## INSTRUCTIONS TO FOLLOW:
Look through the lines below and extract any with the word "document".

'''

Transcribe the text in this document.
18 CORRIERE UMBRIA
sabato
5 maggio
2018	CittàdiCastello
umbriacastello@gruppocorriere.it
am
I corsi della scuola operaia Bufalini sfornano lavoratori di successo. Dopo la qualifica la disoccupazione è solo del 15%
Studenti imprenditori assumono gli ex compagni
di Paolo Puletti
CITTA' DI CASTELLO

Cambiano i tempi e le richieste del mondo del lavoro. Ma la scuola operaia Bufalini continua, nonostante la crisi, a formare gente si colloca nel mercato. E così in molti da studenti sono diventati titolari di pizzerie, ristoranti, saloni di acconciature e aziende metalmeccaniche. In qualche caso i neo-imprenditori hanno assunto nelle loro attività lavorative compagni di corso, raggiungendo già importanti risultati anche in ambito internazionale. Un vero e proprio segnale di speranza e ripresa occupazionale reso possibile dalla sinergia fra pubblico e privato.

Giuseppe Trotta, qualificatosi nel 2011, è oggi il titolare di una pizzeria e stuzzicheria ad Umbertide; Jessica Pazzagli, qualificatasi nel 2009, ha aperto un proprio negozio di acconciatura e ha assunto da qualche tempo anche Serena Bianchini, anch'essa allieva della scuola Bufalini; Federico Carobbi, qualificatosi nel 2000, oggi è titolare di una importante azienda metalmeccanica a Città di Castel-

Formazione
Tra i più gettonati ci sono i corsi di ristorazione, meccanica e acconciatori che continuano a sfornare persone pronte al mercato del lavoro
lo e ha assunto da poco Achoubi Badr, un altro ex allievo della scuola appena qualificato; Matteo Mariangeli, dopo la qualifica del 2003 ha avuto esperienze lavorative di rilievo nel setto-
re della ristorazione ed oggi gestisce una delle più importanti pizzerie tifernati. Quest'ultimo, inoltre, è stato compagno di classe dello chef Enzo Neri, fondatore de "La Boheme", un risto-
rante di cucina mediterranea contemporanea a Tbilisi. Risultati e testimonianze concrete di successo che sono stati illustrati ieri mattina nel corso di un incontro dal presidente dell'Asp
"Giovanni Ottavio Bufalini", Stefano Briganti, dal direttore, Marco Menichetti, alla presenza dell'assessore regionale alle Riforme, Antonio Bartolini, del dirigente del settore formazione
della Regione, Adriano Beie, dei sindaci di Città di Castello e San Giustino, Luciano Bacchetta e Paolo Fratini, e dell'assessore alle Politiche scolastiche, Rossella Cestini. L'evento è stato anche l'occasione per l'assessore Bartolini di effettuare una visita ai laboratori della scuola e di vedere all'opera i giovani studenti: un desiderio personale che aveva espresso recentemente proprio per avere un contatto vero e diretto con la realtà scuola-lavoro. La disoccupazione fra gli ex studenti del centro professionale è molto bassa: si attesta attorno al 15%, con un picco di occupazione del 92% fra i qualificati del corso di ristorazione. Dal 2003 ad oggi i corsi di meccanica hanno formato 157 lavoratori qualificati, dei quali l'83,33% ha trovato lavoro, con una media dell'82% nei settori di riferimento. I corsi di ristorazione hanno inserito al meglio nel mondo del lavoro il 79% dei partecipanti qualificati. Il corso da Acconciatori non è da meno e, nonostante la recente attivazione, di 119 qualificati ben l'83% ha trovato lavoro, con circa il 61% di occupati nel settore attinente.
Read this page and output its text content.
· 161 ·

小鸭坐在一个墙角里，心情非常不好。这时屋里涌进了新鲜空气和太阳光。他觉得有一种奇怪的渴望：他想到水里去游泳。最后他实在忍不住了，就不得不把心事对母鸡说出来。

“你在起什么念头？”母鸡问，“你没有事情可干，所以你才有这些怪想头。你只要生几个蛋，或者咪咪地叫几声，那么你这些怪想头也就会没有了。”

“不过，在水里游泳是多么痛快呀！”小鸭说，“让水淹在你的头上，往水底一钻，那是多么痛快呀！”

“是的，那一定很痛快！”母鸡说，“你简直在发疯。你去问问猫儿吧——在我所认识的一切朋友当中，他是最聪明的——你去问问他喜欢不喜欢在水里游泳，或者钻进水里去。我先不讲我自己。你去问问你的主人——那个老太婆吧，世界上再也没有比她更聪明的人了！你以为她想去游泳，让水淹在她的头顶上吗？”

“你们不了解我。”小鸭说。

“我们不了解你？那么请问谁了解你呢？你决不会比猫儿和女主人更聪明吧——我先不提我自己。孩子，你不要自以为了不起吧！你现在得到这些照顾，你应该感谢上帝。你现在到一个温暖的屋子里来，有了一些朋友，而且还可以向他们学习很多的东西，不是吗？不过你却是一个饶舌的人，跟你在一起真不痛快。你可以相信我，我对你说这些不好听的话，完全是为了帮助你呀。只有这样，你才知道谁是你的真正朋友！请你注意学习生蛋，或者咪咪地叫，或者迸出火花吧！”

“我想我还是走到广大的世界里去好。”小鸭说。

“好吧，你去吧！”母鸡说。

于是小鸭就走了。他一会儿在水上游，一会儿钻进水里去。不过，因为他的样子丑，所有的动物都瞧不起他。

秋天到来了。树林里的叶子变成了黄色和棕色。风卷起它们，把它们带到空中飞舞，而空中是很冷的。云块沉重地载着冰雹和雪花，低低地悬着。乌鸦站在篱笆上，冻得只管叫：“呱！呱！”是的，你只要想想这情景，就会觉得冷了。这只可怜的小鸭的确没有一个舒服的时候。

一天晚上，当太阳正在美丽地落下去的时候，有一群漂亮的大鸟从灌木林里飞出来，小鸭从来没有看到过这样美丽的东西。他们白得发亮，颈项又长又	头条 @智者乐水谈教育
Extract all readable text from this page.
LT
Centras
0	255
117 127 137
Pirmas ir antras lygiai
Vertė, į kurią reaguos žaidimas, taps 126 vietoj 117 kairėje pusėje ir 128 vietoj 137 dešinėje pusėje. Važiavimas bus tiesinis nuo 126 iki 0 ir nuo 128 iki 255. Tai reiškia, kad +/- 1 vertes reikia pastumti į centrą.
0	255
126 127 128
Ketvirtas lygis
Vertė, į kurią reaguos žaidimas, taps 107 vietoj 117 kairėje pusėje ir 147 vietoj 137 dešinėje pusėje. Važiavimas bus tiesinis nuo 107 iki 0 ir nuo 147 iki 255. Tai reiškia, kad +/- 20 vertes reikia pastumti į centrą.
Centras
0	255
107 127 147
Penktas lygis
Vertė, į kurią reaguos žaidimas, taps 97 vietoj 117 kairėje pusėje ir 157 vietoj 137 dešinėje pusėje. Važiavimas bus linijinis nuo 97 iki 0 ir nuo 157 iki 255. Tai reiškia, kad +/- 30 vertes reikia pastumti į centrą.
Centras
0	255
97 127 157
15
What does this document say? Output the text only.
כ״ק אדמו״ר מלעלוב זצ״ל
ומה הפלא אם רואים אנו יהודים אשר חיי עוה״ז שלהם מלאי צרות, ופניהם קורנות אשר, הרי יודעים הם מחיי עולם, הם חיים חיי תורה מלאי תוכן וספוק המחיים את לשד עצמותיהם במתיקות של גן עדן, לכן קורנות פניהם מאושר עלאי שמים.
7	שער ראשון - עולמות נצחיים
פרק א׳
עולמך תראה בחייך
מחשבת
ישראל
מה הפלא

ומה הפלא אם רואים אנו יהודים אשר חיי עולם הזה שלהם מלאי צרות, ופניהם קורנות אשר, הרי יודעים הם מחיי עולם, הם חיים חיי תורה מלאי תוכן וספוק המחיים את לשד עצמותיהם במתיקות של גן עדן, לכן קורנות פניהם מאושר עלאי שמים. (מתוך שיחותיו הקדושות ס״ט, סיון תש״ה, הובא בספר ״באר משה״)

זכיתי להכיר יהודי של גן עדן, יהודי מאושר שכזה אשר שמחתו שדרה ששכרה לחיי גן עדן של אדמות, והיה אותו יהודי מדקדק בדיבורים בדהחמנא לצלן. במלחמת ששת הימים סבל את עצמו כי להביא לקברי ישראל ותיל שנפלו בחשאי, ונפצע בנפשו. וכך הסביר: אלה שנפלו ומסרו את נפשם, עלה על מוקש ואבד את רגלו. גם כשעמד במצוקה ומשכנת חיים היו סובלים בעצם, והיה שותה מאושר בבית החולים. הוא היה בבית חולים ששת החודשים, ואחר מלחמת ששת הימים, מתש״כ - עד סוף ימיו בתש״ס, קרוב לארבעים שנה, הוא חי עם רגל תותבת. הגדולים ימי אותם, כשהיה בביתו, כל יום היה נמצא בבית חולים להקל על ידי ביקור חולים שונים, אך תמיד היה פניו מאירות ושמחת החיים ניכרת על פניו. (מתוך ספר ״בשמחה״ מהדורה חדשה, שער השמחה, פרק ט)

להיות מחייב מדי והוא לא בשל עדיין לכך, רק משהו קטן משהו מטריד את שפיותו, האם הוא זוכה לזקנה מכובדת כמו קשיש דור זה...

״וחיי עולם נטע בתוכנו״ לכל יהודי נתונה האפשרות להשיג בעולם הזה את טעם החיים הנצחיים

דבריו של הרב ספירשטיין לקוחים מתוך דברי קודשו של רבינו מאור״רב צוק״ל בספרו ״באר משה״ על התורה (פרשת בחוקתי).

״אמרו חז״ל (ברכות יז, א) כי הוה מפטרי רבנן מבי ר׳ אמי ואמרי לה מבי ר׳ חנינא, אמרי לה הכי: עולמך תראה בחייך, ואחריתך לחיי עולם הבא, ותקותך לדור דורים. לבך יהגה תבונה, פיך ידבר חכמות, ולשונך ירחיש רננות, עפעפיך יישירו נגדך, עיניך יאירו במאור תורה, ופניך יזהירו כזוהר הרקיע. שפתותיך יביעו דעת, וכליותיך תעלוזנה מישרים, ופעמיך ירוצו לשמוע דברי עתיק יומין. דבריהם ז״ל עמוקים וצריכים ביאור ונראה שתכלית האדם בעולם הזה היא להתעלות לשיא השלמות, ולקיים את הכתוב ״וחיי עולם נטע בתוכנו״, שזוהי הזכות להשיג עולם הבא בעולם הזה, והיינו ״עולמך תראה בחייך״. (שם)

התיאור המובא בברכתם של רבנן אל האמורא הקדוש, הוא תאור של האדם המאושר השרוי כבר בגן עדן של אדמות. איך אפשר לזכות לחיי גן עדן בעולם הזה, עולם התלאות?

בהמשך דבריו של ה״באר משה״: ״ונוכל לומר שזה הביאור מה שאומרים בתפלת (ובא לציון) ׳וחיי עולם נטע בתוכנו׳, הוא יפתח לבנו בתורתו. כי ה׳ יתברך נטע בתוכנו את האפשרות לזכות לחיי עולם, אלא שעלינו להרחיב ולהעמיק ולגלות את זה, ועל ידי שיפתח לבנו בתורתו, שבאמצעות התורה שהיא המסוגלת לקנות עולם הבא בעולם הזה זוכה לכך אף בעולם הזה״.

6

'''

## OUTPUT OF THE EXERCISE:
Transcribe the text in this document.
What does this document say? Output the text only.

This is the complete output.